# Exercise input start

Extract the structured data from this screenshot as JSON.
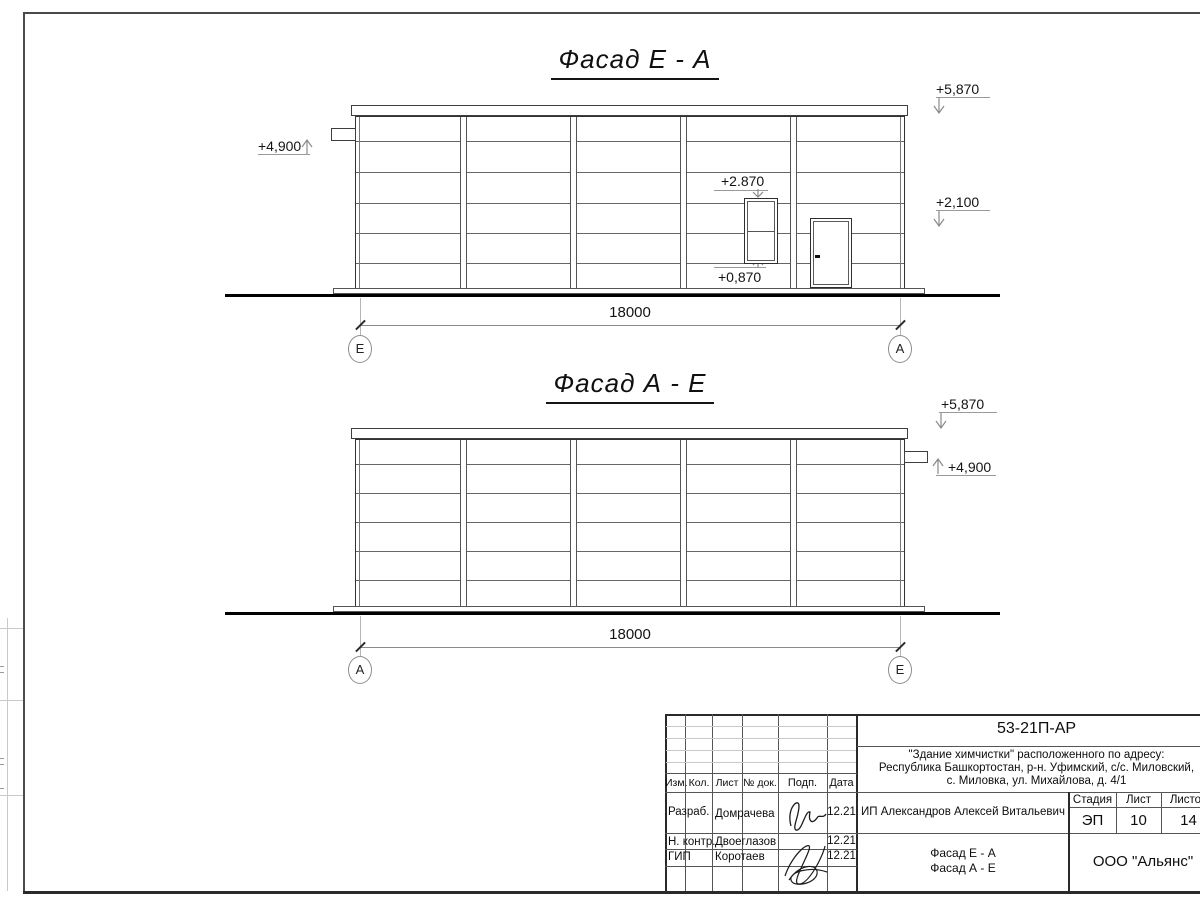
{
  "drawing": {
    "facade1": {
      "title": "Фасад Е - А",
      "dim": "18000",
      "axis_left": "Е",
      "axis_right": "А",
      "mark_4900": "+4,900",
      "mark_5870": "+5,870",
      "mark_2870": "+2.870",
      "mark_2100": "+2,100",
      "mark_0870": "+0,870"
    },
    "facade2": {
      "title": "Фасад А - Е",
      "dim": "18000",
      "axis_left": "А",
      "axis_right": "Е",
      "mark_5870": "+5,870",
      "mark_4900": "+4,900"
    }
  },
  "titleblock": {
    "doc_code": "53-21П-АР",
    "project_line1": "\"Здание химчистки\" расположенного по адресу:",
    "project_line2": "Республика Башкортостан, р-н. Уфимский, с/с. Миловский,",
    "project_line3": "с. Миловка, ул. Михайлова, д. 4/1",
    "col_izm": "Изм.",
    "col_kol": "Кол.",
    "col_list": "Лист",
    "col_ndok": "№ док.",
    "col_podp": "Подп.",
    "col_data": "Дата",
    "rows": [
      {
        "role": "Разраб.",
        "name": "Домрачева",
        "date": "12.21"
      },
      {
        "role": "Н. контр.",
        "name": "Двоеглазов",
        "date": "12.21"
      },
      {
        "role": "ГИП",
        "name": "Коротаев",
        "date": "12.21"
      }
    ],
    "client": "ИП Александров Алексей Витальевич",
    "stage_label": "Стадия",
    "sheet_label": "Лист",
    "sheets_label": "Листов",
    "stage": "ЭП",
    "sheet": "10",
    "sheets": "14",
    "sheet_title_line1": "Фасад Е - А",
    "sheet_title_line2": "Фасад А - Е",
    "company": "ООО \"Альянс\""
  }
}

# Exercise input end

* [Exercise requirements]: All records above are to be printed exactly, minus the pictures they contain.

* [Output of the task]:
Extract the structured data from this screenshot as JSON.
{
  "drawing": {
    "facade1": {
      "title": "Фасад Е - А",
      "dim": "18000",
      "axis_left": "Е",
      "axis_right": "А",
      "mark_4900": "+4,900",
      "mark_5870": "+5,870",
      "mark_2870": "+2.870",
      "mark_2100": "+2,100",
      "mark_0870": "+0,870"
    },
    "facade2": {
      "title": "Фасад А - Е",
      "dim": "18000",
      "axis_left": "А",
      "axis_right": "Е",
      "mark_5870": "+5,870",
      "mark_4900": "+4,900"
    }
  },
  "titleblock": {
    "doc_code": "53-21П-АР",
    "project_line1": "\"Здание химчистки\" расположенного по адресу:",
    "project_line2": "Республика Башкортостан, р-н. Уфимский, с/с. Миловский,",
    "project_line3": "с. Миловка, ул. Михайлова, д. 4/1",
    "col_izm": "Изм.",
    "col_kol": "Кол.",
    "col_list": "Лист",
    "col_ndok": "№ док.",
    "col_podp": "Подп.",
    "col_data": "Дата",
    "rows": [
      {
        "role": "Разраб.",
        "name": "Домрачева",
        "date": "12.21"
      },
      {
        "role": "Н. контр.",
        "name": "Двоеглазов",
        "date": "12.21"
      },
      {
        "role": "ГИП",
        "name": "Коротаев",
        "date": "12.21"
      }
    ],
    "client": "ИП Александров Алексей Витальевич",
    "stage_label": "Стадия",
    "sheet_label": "Лист",
    "sheets_label": "Листов",
    "stage": "ЭП",
    "sheet": "10",
    "sheets": "14",
    "sheet_title_line1": "Фасад Е - А",
    "sheet_title_line2": "Фасад А - Е",
    "company": "ООО \"Альянс\""
  }
}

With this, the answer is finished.